----- Dataset records -----
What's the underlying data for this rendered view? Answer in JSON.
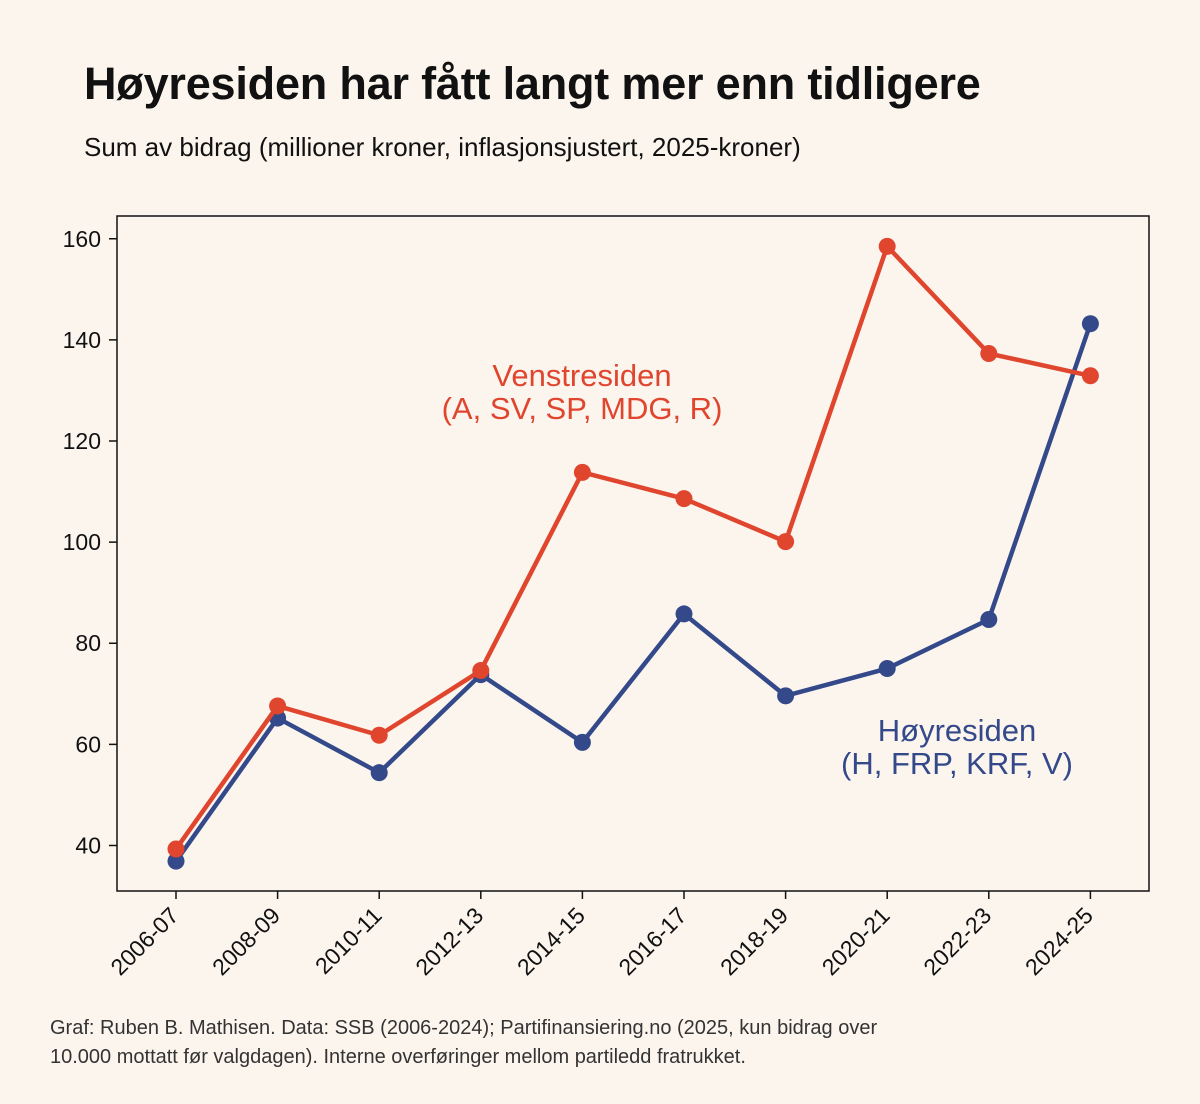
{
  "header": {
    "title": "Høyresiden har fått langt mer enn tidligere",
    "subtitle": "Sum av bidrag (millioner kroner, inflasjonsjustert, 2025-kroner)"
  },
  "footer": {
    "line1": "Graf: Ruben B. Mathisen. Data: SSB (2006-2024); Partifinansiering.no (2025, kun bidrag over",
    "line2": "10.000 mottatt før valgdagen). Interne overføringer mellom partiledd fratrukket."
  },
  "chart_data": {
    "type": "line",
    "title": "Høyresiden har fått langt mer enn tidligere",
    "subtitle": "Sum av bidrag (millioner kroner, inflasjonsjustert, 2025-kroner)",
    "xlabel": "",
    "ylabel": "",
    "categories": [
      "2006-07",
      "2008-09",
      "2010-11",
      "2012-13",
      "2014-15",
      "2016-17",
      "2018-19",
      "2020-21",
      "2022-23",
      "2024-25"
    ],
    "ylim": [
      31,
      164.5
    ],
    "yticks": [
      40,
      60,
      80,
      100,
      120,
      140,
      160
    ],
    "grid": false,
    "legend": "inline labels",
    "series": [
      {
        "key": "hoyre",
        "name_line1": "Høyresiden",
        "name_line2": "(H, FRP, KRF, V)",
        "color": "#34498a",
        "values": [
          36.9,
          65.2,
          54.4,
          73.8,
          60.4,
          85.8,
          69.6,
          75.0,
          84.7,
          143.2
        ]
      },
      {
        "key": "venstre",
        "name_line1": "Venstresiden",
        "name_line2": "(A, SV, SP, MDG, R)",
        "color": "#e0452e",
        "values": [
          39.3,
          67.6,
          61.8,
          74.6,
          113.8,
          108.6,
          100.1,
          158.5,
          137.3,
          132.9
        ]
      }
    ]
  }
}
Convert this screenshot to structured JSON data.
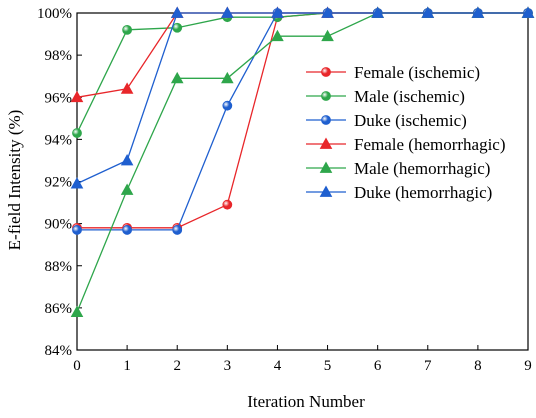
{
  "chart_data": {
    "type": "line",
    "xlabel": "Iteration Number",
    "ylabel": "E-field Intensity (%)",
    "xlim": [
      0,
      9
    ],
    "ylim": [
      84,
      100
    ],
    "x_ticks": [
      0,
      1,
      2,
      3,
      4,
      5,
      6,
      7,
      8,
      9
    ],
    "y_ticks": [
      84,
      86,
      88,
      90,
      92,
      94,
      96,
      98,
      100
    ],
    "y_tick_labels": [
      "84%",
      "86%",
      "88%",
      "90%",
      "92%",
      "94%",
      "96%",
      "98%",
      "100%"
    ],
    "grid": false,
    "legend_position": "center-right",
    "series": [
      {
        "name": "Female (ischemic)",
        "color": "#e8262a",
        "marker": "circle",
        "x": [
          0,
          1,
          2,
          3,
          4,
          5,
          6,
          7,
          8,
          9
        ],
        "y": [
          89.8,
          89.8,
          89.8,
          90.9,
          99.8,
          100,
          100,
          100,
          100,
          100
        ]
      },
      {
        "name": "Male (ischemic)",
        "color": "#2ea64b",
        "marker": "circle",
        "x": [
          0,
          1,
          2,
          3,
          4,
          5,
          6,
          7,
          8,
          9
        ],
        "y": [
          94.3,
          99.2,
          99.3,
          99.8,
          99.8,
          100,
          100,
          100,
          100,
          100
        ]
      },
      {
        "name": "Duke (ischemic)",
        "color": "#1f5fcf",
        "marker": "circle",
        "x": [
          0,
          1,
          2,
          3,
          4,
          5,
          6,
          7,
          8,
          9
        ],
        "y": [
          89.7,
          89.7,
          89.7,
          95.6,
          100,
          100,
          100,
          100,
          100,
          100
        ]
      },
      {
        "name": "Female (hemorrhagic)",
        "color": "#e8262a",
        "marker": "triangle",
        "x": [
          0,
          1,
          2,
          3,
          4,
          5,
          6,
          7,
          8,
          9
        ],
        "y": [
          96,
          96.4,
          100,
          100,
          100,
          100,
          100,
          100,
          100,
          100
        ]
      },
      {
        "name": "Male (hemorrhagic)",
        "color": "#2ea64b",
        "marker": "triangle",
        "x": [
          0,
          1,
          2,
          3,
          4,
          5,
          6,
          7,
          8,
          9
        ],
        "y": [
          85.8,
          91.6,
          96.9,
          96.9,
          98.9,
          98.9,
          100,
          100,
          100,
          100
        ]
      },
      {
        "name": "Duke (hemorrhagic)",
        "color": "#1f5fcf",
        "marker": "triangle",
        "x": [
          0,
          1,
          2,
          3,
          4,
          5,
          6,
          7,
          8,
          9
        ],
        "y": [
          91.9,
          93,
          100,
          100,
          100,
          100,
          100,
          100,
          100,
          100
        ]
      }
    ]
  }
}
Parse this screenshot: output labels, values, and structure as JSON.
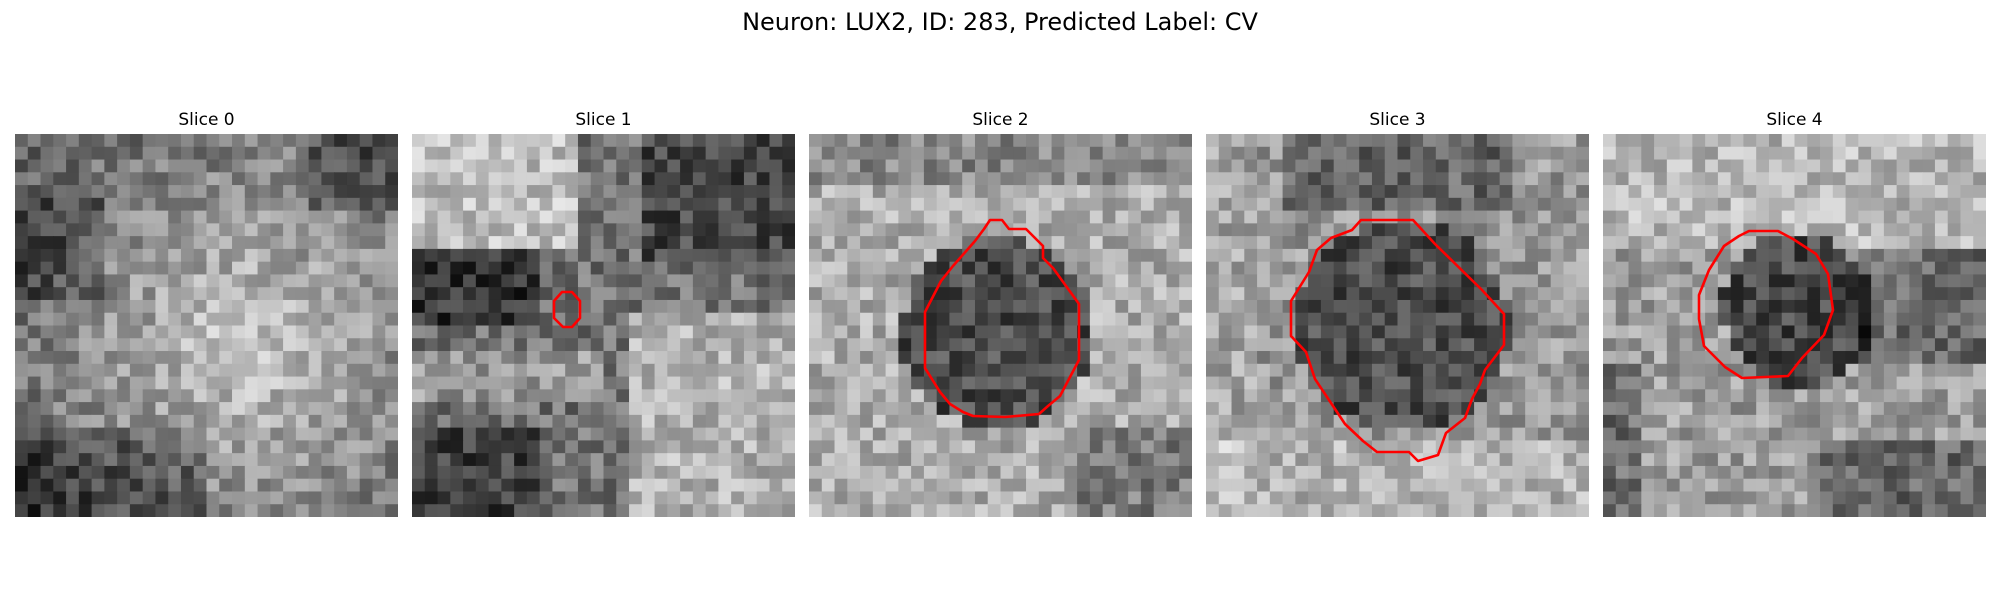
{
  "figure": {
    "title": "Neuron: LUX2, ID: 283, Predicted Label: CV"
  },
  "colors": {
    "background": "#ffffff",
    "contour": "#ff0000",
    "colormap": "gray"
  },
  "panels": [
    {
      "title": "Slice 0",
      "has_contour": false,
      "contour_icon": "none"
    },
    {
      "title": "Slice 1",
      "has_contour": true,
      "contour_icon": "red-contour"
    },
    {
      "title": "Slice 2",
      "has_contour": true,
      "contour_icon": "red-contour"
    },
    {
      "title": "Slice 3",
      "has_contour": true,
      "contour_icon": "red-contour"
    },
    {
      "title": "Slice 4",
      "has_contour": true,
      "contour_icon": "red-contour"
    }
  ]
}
-----
----- Dataset records -----
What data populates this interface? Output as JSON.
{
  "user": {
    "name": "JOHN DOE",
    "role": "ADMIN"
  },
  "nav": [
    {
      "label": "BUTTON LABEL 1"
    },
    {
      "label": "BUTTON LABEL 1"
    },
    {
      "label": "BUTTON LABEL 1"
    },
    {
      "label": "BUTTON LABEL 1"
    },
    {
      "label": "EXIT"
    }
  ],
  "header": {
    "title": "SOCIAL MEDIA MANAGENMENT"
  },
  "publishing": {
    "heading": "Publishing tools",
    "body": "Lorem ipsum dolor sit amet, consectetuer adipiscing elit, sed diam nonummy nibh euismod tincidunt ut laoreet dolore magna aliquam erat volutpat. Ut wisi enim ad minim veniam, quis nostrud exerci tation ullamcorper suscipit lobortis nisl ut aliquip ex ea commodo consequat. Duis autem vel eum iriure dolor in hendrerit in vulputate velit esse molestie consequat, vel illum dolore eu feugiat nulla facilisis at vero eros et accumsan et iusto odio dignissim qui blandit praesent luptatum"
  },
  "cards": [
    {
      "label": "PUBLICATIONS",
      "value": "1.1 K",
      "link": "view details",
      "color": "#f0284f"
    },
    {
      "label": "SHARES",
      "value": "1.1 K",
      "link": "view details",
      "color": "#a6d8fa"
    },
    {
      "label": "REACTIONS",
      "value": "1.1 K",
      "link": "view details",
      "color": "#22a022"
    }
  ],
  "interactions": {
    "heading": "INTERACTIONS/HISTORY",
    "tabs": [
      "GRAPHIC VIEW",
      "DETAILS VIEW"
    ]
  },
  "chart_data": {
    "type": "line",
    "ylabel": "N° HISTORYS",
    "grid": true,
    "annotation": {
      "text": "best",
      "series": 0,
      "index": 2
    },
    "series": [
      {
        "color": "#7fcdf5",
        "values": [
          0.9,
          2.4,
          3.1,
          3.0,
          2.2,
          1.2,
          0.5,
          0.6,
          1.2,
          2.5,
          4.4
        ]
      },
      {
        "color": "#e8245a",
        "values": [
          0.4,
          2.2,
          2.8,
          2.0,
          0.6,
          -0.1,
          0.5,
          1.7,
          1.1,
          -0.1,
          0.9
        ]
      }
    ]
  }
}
-----
### The problem
Pick out all the lines with the word "Duke" in them and copy them.

### Result
        "name": "Duke (ischemic)",
        "name": "Duke (hemorrhagic)",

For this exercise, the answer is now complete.